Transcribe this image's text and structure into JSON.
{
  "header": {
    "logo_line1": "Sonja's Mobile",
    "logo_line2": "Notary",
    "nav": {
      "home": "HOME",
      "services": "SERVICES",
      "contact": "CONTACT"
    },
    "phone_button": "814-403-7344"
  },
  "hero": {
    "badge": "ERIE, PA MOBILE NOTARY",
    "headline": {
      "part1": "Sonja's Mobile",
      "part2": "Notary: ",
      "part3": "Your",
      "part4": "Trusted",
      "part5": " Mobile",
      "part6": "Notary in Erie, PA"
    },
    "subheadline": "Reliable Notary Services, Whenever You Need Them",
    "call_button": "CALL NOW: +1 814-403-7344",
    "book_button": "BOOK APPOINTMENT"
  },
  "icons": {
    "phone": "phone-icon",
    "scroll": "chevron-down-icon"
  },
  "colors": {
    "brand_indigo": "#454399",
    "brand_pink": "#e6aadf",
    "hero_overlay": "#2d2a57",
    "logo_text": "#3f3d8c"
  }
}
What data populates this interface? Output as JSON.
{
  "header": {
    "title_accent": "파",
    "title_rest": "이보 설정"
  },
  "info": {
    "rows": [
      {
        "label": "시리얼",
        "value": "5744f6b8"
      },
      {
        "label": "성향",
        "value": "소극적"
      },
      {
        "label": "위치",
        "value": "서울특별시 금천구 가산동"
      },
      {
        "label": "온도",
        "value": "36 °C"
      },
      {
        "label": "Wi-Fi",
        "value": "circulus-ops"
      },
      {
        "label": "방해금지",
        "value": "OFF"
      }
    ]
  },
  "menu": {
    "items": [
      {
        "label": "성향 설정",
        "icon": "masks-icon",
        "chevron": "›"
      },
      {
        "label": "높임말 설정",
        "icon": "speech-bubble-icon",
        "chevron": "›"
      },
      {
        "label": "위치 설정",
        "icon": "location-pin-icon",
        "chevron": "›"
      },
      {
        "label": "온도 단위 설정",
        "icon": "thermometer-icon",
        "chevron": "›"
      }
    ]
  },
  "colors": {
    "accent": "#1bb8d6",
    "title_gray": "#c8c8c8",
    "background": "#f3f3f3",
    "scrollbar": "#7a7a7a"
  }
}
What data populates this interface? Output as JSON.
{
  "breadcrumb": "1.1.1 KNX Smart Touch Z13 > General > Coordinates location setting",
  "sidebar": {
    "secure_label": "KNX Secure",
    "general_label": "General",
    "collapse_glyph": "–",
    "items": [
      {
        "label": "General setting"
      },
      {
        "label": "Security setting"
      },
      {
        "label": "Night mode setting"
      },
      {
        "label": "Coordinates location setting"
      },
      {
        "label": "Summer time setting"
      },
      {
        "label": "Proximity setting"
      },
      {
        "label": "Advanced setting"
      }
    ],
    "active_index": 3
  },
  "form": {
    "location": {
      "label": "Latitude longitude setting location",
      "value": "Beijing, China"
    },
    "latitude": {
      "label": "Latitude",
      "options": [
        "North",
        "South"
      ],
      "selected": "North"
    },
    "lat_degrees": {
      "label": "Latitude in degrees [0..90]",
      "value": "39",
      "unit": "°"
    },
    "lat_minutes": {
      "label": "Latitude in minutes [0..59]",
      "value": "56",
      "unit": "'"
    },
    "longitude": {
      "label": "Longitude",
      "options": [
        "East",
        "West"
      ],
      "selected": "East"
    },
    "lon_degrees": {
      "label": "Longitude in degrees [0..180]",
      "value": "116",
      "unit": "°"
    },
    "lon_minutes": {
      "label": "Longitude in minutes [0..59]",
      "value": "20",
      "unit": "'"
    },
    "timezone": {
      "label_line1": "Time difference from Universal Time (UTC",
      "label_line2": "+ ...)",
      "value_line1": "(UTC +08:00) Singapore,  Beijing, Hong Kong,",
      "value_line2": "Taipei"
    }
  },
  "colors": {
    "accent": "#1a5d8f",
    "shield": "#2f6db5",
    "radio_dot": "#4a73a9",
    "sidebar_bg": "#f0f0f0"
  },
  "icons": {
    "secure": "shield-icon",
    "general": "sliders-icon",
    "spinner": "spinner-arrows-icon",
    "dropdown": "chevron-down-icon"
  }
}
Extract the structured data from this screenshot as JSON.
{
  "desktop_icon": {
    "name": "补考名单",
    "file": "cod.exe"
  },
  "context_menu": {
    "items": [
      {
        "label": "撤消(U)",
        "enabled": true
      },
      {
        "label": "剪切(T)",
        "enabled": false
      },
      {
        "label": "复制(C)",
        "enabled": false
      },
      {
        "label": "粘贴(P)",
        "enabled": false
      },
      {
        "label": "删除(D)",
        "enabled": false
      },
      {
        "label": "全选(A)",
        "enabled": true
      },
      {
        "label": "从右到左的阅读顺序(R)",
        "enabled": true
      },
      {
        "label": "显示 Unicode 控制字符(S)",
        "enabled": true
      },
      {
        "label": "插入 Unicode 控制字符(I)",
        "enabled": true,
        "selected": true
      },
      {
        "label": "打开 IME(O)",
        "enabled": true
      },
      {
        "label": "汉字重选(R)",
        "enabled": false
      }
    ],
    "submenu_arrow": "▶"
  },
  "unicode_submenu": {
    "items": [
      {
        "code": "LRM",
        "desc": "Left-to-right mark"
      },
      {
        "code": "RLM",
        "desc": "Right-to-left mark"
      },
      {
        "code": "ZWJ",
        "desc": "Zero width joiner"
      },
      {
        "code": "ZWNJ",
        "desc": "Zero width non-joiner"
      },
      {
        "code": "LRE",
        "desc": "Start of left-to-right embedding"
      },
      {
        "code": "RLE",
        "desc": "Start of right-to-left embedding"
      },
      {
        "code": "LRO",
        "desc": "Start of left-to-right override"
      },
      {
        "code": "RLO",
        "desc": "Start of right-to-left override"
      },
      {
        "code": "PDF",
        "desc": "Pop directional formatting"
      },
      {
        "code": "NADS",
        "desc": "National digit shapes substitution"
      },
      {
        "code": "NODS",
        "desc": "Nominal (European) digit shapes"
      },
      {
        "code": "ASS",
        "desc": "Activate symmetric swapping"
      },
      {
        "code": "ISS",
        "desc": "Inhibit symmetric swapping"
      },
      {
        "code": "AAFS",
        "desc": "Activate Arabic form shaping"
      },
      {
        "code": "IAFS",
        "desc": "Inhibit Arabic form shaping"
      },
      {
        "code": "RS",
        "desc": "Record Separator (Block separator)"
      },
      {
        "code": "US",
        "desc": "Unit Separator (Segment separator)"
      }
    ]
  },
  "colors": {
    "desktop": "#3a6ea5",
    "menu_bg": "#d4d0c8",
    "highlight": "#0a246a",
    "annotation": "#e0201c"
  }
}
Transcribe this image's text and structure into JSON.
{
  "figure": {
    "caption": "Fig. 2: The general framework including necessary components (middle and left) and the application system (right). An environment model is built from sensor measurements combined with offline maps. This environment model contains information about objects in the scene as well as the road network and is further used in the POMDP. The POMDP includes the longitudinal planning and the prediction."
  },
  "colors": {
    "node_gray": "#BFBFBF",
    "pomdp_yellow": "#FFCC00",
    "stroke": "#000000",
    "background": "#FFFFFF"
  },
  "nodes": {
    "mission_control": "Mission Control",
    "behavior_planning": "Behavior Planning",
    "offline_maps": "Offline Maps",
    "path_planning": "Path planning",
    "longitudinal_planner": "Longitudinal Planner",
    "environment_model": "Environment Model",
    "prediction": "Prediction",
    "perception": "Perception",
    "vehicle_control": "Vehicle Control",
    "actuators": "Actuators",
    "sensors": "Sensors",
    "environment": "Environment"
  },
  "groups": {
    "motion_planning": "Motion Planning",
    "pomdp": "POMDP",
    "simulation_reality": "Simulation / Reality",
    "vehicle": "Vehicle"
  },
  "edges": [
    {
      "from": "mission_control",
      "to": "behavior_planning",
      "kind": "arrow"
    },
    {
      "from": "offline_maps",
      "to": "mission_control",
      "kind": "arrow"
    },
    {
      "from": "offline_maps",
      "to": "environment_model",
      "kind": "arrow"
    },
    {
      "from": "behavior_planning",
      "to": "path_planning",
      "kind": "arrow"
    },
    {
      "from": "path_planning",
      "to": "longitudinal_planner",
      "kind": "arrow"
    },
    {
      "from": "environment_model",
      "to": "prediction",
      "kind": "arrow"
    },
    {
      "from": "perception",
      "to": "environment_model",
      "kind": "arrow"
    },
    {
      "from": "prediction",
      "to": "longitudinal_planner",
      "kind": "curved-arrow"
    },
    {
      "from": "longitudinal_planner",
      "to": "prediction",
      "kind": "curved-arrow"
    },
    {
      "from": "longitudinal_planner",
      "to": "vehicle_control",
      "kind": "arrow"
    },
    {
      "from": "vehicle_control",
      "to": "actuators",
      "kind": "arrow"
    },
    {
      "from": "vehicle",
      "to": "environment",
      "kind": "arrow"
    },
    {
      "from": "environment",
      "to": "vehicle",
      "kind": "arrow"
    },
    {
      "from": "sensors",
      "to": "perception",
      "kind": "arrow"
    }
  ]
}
**********
Directive >> Take every line above carrying "digit" and return it.

The reply >>
        "desc": "National digit shapes substitution"
        "desc": "Nominal (European) digit shapes"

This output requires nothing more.